The exercise
Can you quote the records below in full, word for word?

Dataset records

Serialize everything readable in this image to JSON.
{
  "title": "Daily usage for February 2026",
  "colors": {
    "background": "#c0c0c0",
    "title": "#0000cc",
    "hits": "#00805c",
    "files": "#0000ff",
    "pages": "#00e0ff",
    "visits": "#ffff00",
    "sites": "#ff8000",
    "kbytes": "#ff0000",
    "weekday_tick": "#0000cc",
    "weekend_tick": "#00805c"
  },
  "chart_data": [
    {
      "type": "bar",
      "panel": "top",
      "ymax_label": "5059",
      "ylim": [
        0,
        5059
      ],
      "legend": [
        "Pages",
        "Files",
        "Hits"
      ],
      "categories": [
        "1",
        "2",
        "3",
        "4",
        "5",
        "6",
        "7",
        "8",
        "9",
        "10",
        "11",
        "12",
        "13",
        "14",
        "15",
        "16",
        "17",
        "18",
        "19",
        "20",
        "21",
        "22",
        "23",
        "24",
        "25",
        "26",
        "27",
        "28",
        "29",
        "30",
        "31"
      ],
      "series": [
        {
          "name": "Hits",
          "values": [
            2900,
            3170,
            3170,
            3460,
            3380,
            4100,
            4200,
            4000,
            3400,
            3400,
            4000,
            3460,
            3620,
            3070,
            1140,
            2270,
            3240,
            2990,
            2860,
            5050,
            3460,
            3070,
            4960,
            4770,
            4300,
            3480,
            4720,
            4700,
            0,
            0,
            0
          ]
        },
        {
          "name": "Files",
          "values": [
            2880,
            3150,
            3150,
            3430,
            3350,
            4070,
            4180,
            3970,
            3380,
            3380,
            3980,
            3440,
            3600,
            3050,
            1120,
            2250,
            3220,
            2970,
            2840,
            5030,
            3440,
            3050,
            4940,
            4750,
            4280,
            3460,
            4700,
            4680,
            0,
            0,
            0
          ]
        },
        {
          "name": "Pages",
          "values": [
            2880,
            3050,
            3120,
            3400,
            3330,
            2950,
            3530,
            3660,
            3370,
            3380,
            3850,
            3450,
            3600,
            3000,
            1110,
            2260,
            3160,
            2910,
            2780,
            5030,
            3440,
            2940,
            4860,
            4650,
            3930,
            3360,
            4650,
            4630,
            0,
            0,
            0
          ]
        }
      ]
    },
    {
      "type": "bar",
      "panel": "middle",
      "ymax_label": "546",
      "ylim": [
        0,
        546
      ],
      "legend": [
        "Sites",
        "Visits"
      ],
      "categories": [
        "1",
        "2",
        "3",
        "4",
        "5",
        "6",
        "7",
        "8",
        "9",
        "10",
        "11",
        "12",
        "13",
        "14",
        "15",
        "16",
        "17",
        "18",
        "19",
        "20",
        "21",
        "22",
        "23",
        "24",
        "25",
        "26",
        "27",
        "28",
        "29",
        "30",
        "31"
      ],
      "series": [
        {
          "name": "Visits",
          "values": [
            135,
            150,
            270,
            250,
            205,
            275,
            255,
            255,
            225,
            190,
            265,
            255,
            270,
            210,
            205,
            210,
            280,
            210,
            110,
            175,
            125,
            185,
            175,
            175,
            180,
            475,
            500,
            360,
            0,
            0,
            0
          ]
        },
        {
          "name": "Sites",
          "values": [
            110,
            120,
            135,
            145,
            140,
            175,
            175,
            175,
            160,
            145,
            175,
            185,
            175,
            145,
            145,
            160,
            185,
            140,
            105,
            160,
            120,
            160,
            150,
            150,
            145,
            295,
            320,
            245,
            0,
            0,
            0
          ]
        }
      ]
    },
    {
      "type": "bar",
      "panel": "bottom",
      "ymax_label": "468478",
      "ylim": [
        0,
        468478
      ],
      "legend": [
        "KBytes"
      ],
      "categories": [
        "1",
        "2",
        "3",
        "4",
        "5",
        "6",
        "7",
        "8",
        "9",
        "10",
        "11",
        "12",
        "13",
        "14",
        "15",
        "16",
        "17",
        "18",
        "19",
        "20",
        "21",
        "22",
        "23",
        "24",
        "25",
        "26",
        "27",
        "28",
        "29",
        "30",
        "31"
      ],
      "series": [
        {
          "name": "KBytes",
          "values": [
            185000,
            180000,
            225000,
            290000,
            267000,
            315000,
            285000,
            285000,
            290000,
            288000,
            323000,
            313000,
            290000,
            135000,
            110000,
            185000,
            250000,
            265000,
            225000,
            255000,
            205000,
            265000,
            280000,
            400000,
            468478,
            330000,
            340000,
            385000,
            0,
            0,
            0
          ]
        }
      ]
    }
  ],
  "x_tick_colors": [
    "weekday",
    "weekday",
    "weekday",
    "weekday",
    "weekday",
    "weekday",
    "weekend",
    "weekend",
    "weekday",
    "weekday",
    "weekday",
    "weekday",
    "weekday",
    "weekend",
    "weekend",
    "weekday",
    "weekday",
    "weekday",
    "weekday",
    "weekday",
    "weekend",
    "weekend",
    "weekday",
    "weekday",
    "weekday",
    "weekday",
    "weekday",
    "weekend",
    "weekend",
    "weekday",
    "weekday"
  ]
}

Correct answer
Serialize everything readable in this image to JSON.
{
  "title": "Daily usage for February 2026",
  "colors": {
    "background": "#c0c0c0",
    "title": "#0000cc",
    "hits": "#00805c",
    "files": "#0000ff",
    "pages": "#00e0ff",
    "visits": "#ffff00",
    "sites": "#ff8000",
    "kbytes": "#ff0000",
    "weekday_tick": "#0000cc",
    "weekend_tick": "#00805c"
  },
  "chart_data": [
    {
      "type": "bar",
      "panel": "top",
      "ymax_label": "5059",
      "ylim": [
        0,
        5059
      ],
      "legend": [
        "Pages",
        "Files",
        "Hits"
      ],
      "categories": [
        "1",
        "2",
        "3",
        "4",
        "5",
        "6",
        "7",
        "8",
        "9",
        "10",
        "11",
        "12",
        "13",
        "14",
        "15",
        "16",
        "17",
        "18",
        "19",
        "20",
        "21",
        "22",
        "23",
        "24",
        "25",
        "26",
        "27",
        "28",
        "29",
        "30",
        "31"
      ],
      "series": [
        {
          "name": "Hits",
          "values": [
            2900,
            3170,
            3170,
            3460,
            3380,
            4100,
            4200,
            4000,
            3400,
            3400,
            4000,
            3460,
            3620,
            3070,
            1140,
            2270,
            3240,
            2990,
            2860,
            5050,
            3460,
            3070,
            4960,
            4770,
            4300,
            3480,
            4720,
            4700,
            0,
            0,
            0
          ]
        },
        {
          "name": "Files",
          "values": [
            2880,
            3150,
            3150,
            3430,
            3350,
            4070,
            4180,
            3970,
            3380,
            3380,
            3980,
            3440,
            3600,
            3050,
            1120,
            2250,
            3220,
            2970,
            2840,
            5030,
            3440,
            3050,
            4940,
            4750,
            4280,
            3460,
            4700,
            4680,
            0,
            0,
            0
          ]
        },
        {
          "name": "Pages",
          "values": [
            2880,
            3050,
            3120,
            3400,
            3330,
            2950,
            3530,
            3660,
            3370,
            3380,
            3850,
            3450,
            3600,
            3000,
            1110,
            2260,
            3160,
            2910,
            2780,
            5030,
            3440,
            2940,
            4860,
            4650,
            3930,
            3360,
            4650,
            4630,
            0,
            0,
            0
          ]
        }
      ]
    },
    {
      "type": "bar",
      "panel": "middle",
      "ymax_label": "546",
      "ylim": [
        0,
        546
      ],
      "legend": [
        "Sites",
        "Visits"
      ],
      "categories": [
        "1",
        "2",
        "3",
        "4",
        "5",
        "6",
        "7",
        "8",
        "9",
        "10",
        "11",
        "12",
        "13",
        "14",
        "15",
        "16",
        "17",
        "18",
        "19",
        "20",
        "21",
        "22",
        "23",
        "24",
        "25",
        "26",
        "27",
        "28",
        "29",
        "30",
        "31"
      ],
      "series": [
        {
          "name": "Visits",
          "values": [
            135,
            150,
            270,
            250,
            205,
            275,
            255,
            255,
            225,
            190,
            265,
            255,
            270,
            210,
            205,
            210,
            280,
            210,
            110,
            175,
            125,
            185,
            175,
            175,
            180,
            475,
            500,
            360,
            0,
            0,
            0
          ]
        },
        {
          "name": "Sites",
          "values": [
            110,
            120,
            135,
            145,
            140,
            175,
            175,
            175,
            160,
            145,
            175,
            185,
            175,
            145,
            145,
            160,
            185,
            140,
            105,
            160,
            120,
            160,
            150,
            150,
            145,
            295,
            320,
            245,
            0,
            0,
            0
          ]
        }
      ]
    },
    {
      "type": "bar",
      "panel": "bottom",
      "ymax_label": "468478",
      "ylim": [
        0,
        468478
      ],
      "legend": [
        "KBytes"
      ],
      "categories": [
        "1",
        "2",
        "3",
        "4",
        "5",
        "6",
        "7",
        "8",
        "9",
        "10",
        "11",
        "12",
        "13",
        "14",
        "15",
        "16",
        "17",
        "18",
        "19",
        "20",
        "21",
        "22",
        "23",
        "24",
        "25",
        "26",
        "27",
        "28",
        "29",
        "30",
        "31"
      ],
      "series": [
        {
          "name": "KBytes",
          "values": [
            185000,
            180000,
            225000,
            290000,
            267000,
            315000,
            285000,
            285000,
            290000,
            288000,
            323000,
            313000,
            290000,
            135000,
            110000,
            185000,
            250000,
            265000,
            225000,
            255000,
            205000,
            265000,
            280000,
            400000,
            468478,
            330000,
            340000,
            385000,
            0,
            0,
            0
          ]
        }
      ]
    }
  ],
  "x_tick_colors": [
    "weekday",
    "weekday",
    "weekday",
    "weekday",
    "weekday",
    "weekday",
    "weekend",
    "weekend",
    "weekday",
    "weekday",
    "weekday",
    "weekday",
    "weekday",
    "weekend",
    "weekend",
    "weekday",
    "weekday",
    "weekday",
    "weekday",
    "weekday",
    "weekend",
    "weekend",
    "weekday",
    "weekday",
    "weekday",
    "weekday",
    "weekday",
    "weekend",
    "weekend",
    "weekday",
    "weekday"
  ]
}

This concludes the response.